• **EXERCISE**
Skip the pictures and quote all of the lines exactly.

• **EXERCISE INPUTS**

· · · · ·

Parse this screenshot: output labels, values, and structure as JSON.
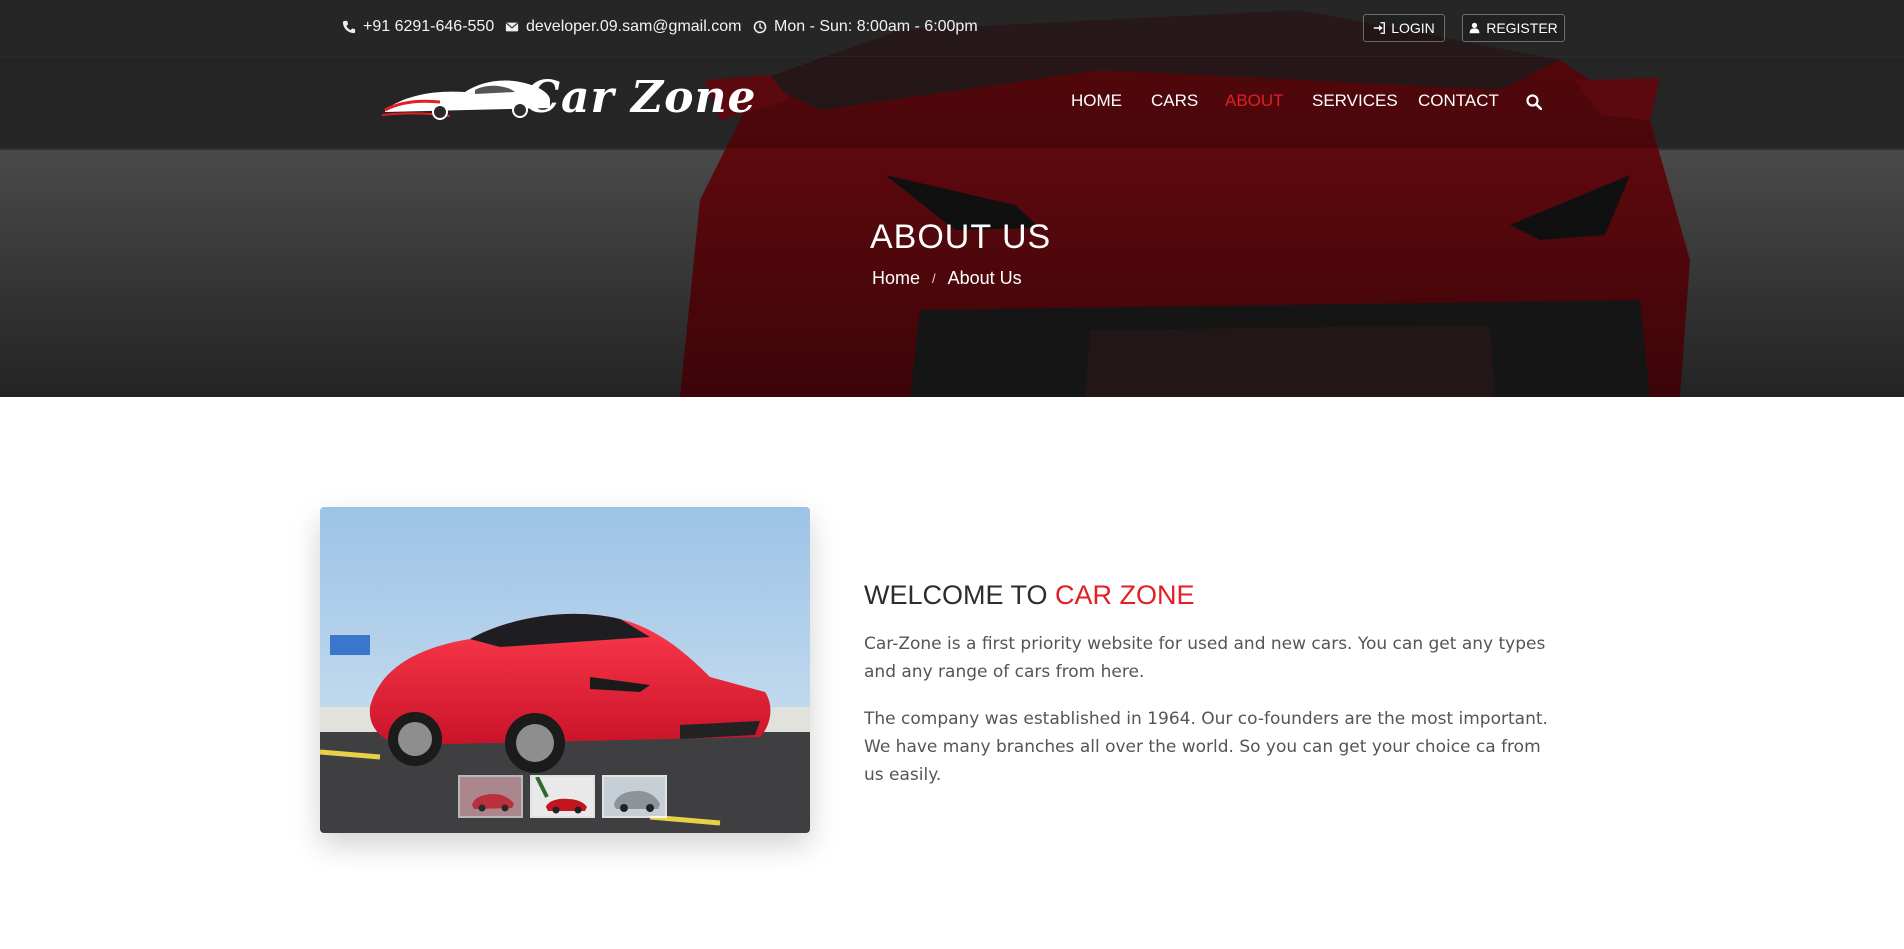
{
  "topbar": {
    "phone": "+91 6291-646-550",
    "email": "developer.09.sam@gmail.com",
    "hours": "Mon - Sun: 8:00am - 6:00pm",
    "login_label": "LOGIN",
    "register_label": "REGISTER"
  },
  "brand": {
    "logo_text": "Car Zone"
  },
  "nav": {
    "items": [
      "HOME",
      "CARS",
      "ABOUT",
      "SERVICES",
      "CONTACT"
    ],
    "active": "ABOUT"
  },
  "hero": {
    "title": "ABOUT US",
    "breadcrumb": [
      "Home",
      "About Us"
    ]
  },
  "about": {
    "heading_prefix": "WELCOME TO ",
    "heading_accent": "CAR ZONE",
    "paragraph_1": "Car-Zone is a first priority website for used and new cars. You can get any types and any range of cars from here.",
    "paragraph_2": "The company was established in 1964. Our co-founders are the most important. We have many branches all over the world. So you can get your choice ca from us easily."
  },
  "colors": {
    "accent": "#e31e24",
    "text": "#333333",
    "muted": "#555555"
  },
  "icons": {
    "phone": "phone-icon",
    "email": "envelope-icon",
    "hours": "clock-icon",
    "login": "sign-in-icon",
    "register": "user-icon",
    "search": "search-icon"
  }
}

· · · · ·

• **CORRECT OUTPUT**
Parse this screenshot: output labels, values, and structure as JSON.
{
  "topbar": {
    "phone": "+91 6291-646-550",
    "email": "developer.09.sam@gmail.com",
    "hours": "Mon - Sun: 8:00am - 6:00pm",
    "login_label": "LOGIN",
    "register_label": "REGISTER"
  },
  "brand": {
    "logo_text": "Car Zone"
  },
  "nav": {
    "items": [
      "HOME",
      "CARS",
      "ABOUT",
      "SERVICES",
      "CONTACT"
    ],
    "active": "ABOUT"
  },
  "hero": {
    "title": "ABOUT US",
    "breadcrumb": [
      "Home",
      "About Us"
    ]
  },
  "about": {
    "heading_prefix": "WELCOME TO ",
    "heading_accent": "CAR ZONE",
    "paragraph_1": "Car-Zone is a first priority website for used and new cars. You can get any types and any range of cars from here.",
    "paragraph_2": "The company was established in 1964. Our co-founders are the most important. We have many branches all over the world. So you can get your choice ca from us easily."
  },
  "colors": {
    "accent": "#e31e24",
    "text": "#333333",
    "muted": "#555555"
  },
  "icons": {
    "phone": "phone-icon",
    "email": "envelope-icon",
    "hours": "clock-icon",
    "login": "sign-in-icon",
    "register": "user-icon",
    "search": "search-icon"
  }
}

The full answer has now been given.